§ **YOUR OBJECTIVE**: Output the material below unchanged, apart from leaving out the pictures.

_ _ _ _

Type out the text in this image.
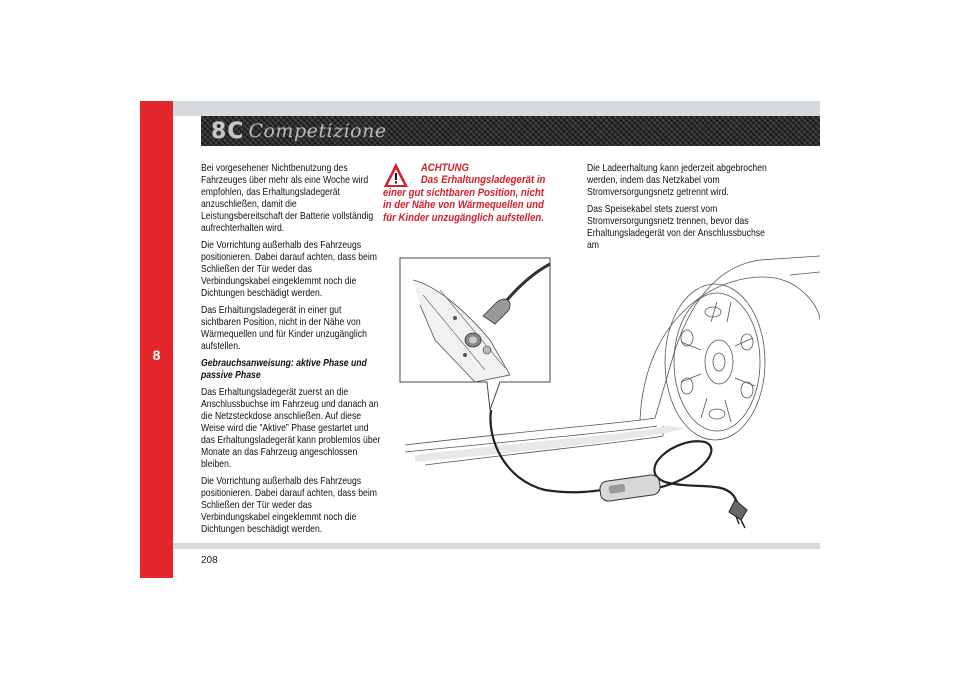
8
8C Competizione

Bei vorgesehener Nichtbenutzung des Fahrzeuges über mehr als eine Woche wird empfohlen, das Erhaltungsladegerät anzuschließen, damit die Leistungsbereitschaft der Batterie vollständig aufrechterhalten wird.

Die Vorrichtung außerhalb des Fahrzeugs positionieren. Dabei darauf achten, dass beim Schließen der Tür weder das Verbindungskabel eingeklemmt noch die Dichtungen beschädigt werden.

Das Erhaltungsladegerät in einer gut sichtbaren Position, nicht in der Nähe von Wärmequellen und für Kinder unzugänglich aufstellen.

Gebrauchsanweisung: aktive Phase und passive Phase

Das Erhaltungsladegerät zuerst an die Anschlussbuchse im Fahrzeug und danach an die Netzsteckdose anschließen. Auf diese Weise wird die ”Aktive” Phase gestartet und das Erhaltungsladegerät kann problemlos über Monate an das Fahrzeug angeschlossen bleiben.

Die Vorrichtung außerhalb des Fahrzeugs positionieren. Dabei darauf achten, dass beim Schließen der Tür weder das Verbindungskabel eingeklemmt noch die Dichtungen beschädigt werden.

ACHTUNG
Das Erhaltungsladegerät in einer gut sichtbaren Position, nicht in der Nähe von Wärmequellen und für Kinder unzugänglich aufstellen.

Die Ladeerhaltung kann jederzeit abgebrochen werden, indem das Netzkabel vom Stromversorgungsnetz getrennt wird.

Das Speisekabel stets zuerst vom Stromversorgungsnetz trennen, bevor das Erhaltungsladegerät von der Anschlussbuchse am

208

_ _ _ _

§ **FULL ANSWER**:
Type out the text in this image.
8
8C Competizione

Bei vorgesehener Nichtbenutzung des Fahrzeuges über mehr als eine Woche wird empfohlen, das Erhaltungsladegerät anzuschließen, damit die Leistungsbereitschaft der Batterie vollständig aufrechterhalten wird.

Die Vorrichtung außerhalb des Fahrzeugs positionieren. Dabei darauf achten, dass beim Schließen der Tür weder das Verbindungskabel eingeklemmt noch die Dichtungen beschädigt werden.

Das Erhaltungsladegerät in einer gut sichtbaren Position, nicht in der Nähe von Wärmequellen und für Kinder unzugänglich aufstellen.

Gebrauchsanweisung: aktive Phase und passive Phase

Das Erhaltungsladegerät zuerst an die Anschlussbuchse im Fahrzeug und danach an die Netzsteckdose anschließen. Auf diese Weise wird die ”Aktive” Phase gestartet und das Erhaltungsladegerät kann problemlos über Monate an das Fahrzeug angeschlossen bleiben.

Die Vorrichtung außerhalb des Fahrzeugs positionieren. Dabei darauf achten, dass beim Schließen der Tür weder das Verbindungskabel eingeklemmt noch die Dichtungen beschädigt werden.

ACHTUNG
Das Erhaltungsladegerät in einer gut sichtbaren Position, nicht in der Nähe von Wärmequellen und für Kinder unzugänglich aufstellen.

Die Ladeerhaltung kann jederzeit abgebrochen werden, indem das Netzkabel vom Stromversorgungsnetz getrennt wird.

Das Speisekabel stets zuerst vom Stromversorgungsnetz trennen, bevor das Erhaltungsladegerät von der Anschlussbuchse am

208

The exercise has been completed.